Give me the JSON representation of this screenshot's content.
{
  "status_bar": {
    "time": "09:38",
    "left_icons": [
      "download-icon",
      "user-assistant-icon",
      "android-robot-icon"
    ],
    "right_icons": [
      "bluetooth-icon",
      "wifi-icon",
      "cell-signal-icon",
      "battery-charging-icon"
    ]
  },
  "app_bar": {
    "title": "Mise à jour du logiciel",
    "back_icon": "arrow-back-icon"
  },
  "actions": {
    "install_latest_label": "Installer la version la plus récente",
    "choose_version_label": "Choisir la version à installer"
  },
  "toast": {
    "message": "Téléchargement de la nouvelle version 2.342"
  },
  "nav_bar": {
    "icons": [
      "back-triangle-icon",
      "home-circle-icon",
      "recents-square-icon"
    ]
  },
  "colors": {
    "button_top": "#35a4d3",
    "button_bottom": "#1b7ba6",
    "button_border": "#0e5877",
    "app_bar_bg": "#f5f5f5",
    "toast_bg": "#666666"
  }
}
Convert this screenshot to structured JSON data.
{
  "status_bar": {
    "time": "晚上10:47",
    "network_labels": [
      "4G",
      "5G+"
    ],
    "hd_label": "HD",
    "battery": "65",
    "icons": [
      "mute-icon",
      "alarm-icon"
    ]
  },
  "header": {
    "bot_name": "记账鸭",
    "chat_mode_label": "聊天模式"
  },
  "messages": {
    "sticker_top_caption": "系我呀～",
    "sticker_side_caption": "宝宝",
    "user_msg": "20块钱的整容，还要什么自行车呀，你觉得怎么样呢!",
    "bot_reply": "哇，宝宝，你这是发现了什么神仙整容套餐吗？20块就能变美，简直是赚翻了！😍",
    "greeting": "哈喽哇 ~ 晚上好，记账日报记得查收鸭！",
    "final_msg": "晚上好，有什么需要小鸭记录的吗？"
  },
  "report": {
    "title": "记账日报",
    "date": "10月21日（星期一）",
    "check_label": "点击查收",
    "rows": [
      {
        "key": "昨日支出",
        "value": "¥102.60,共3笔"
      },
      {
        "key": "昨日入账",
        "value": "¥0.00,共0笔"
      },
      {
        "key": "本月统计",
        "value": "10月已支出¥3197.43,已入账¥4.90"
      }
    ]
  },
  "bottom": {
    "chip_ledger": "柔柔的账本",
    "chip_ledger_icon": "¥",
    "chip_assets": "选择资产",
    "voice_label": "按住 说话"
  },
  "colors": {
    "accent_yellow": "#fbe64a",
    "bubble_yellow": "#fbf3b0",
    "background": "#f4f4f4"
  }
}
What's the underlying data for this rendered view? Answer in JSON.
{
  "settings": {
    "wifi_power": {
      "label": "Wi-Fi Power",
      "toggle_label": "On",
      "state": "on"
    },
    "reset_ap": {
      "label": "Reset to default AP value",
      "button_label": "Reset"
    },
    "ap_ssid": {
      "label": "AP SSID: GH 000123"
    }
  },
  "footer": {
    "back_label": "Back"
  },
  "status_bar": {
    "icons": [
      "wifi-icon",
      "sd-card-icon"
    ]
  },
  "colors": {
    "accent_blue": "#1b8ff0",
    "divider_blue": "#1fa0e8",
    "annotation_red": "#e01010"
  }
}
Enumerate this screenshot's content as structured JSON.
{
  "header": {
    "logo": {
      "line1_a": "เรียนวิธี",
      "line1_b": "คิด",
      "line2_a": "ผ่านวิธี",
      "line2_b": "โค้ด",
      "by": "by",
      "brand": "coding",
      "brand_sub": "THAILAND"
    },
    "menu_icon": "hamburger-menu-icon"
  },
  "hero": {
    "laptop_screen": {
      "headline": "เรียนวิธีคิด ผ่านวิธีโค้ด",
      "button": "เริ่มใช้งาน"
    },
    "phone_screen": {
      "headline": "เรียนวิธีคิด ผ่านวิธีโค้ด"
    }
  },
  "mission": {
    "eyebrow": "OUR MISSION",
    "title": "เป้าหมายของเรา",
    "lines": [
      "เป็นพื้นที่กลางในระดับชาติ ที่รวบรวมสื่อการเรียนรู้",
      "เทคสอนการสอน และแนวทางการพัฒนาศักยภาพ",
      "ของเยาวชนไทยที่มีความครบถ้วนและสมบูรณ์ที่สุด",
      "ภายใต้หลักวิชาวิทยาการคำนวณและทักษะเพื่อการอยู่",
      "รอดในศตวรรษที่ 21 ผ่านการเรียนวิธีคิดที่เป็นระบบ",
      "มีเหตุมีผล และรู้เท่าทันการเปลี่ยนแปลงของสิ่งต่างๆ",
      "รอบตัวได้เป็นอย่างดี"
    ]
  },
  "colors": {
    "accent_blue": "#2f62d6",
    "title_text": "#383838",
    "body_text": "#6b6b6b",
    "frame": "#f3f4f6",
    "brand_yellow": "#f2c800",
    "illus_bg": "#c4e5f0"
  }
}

---*---

● What you should do
Every line above needs to be retyped exactly.

● Complete answer
Give me the JSON representation of this screenshot's content.
{
  "status_bar": {
    "time": "09:38",
    "left_icons": [
      "download-icon",
      "user-assistant-icon",
      "android-robot-icon"
    ],
    "right_icons": [
      "bluetooth-icon",
      "wifi-icon",
      "cell-signal-icon",
      "battery-charging-icon"
    ]
  },
  "app_bar": {
    "title": "Mise à jour du logiciel",
    "back_icon": "arrow-back-icon"
  },
  "actions": {
    "install_latest_label": "Installer la version la plus récente",
    "choose_version_label": "Choisir la version à installer"
  },
  "toast": {
    "message": "Téléchargement de la nouvelle version 2.342"
  },
  "nav_bar": {
    "icons": [
      "back-triangle-icon",
      "home-circle-icon",
      "recents-square-icon"
    ]
  },
  "colors": {
    "button_top": "#35a4d3",
    "button_bottom": "#1b7ba6",
    "button_border": "#0e5877",
    "app_bar_bg": "#f5f5f5",
    "toast_bg": "#666666"
  }
}
Convert this screenshot to structured JSON data.
{
  "status_bar": {
    "time": "晚上10:47",
    "network_labels": [
      "4G",
      "5G+"
    ],
    "hd_label": "HD",
    "battery": "65",
    "icons": [
      "mute-icon",
      "alarm-icon"
    ]
  },
  "header": {
    "bot_name": "记账鸭",
    "chat_mode_label": "聊天模式"
  },
  "messages": {
    "sticker_top_caption": "系我呀～",
    "sticker_side_caption": "宝宝",
    "user_msg": "20块钱的整容，还要什么自行车呀，你觉得怎么样呢!",
    "bot_reply": "哇，宝宝，你这是发现了什么神仙整容套餐吗？20块就能变美，简直是赚翻了！😍",
    "greeting": "哈喽哇 ~ 晚上好，记账日报记得查收鸭！",
    "final_msg": "晚上好，有什么需要小鸭记录的吗？"
  },
  "report": {
    "title": "记账日报",
    "date": "10月21日（星期一）",
    "check_label": "点击查收",
    "rows": [
      {
        "key": "昨日支出",
        "value": "¥102.60,共3笔"
      },
      {
        "key": "昨日入账",
        "value": "¥0.00,共0笔"
      },
      {
        "key": "本月统计",
        "value": "10月已支出¥3197.43,已入账¥4.90"
      }
    ]
  },
  "bottom": {
    "chip_ledger": "柔柔的账本",
    "chip_ledger_icon": "¥",
    "chip_assets": "选择资产",
    "voice_label": "按住 说话"
  },
  "colors": {
    "accent_yellow": "#fbe64a",
    "bubble_yellow": "#fbf3b0",
    "background": "#f4f4f4"
  }
}
What's the underlying data for this rendered view? Answer in JSON.
{
  "settings": {
    "wifi_power": {
      "label": "Wi-Fi Power",
      "toggle_label": "On",
      "state": "on"
    },
    "reset_ap": {
      "label": "Reset to default AP value",
      "button_label": "Reset"
    },
    "ap_ssid": {
      "label": "AP SSID: GH 000123"
    }
  },
  "footer": {
    "back_label": "Back"
  },
  "status_bar": {
    "icons": [
      "wifi-icon",
      "sd-card-icon"
    ]
  },
  "colors": {
    "accent_blue": "#1b8ff0",
    "divider_blue": "#1fa0e8",
    "annotation_red": "#e01010"
  }
}
Enumerate this screenshot's content as structured JSON.
{
  "header": {
    "logo": {
      "line1_a": "เรียนวิธี",
      "line1_b": "คิด",
      "line2_a": "ผ่านวิธี",
      "line2_b": "โค้ด",
      "by": "by",
      "brand": "coding",
      "brand_sub": "THAILAND"
    },
    "menu_icon": "hamburger-menu-icon"
  },
  "hero": {
    "laptop_screen": {
      "headline": "เรียนวิธีคิด ผ่านวิธีโค้ด",
      "button": "เริ่มใช้งาน"
    },
    "phone_screen": {
      "headline": "เรียนวิธีคิด ผ่านวิธีโค้ด"
    }
  },
  "mission": {
    "eyebrow": "OUR MISSION",
    "title": "เป้าหมายของเรา",
    "lines": [
      "เป็นพื้นที่กลางในระดับชาติ ที่รวบรวมสื่อการเรียนรู้",
      "เทคสอนการสอน และแนวทางการพัฒนาศักยภาพ",
      "ของเยาวชนไทยที่มีความครบถ้วนและสมบูรณ์ที่สุด",
      "ภายใต้หลักวิชาวิทยาการคำนวณและทักษะเพื่อการอยู่",
      "รอดในศตวรรษที่ 21 ผ่านการเรียนวิธีคิดที่เป็นระบบ",
      "มีเหตุมีผล และรู้เท่าทันการเปลี่ยนแปลงของสิ่งต่างๆ",
      "รอบตัวได้เป็นอย่างดี"
    ]
  },
  "colors": {
    "accent_blue": "#2f62d6",
    "title_text": "#383838",
    "body_text": "#6b6b6b",
    "frame": "#f3f4f6",
    "brand_yellow": "#f2c800",
    "illus_bg": "#c4e5f0"
  }
}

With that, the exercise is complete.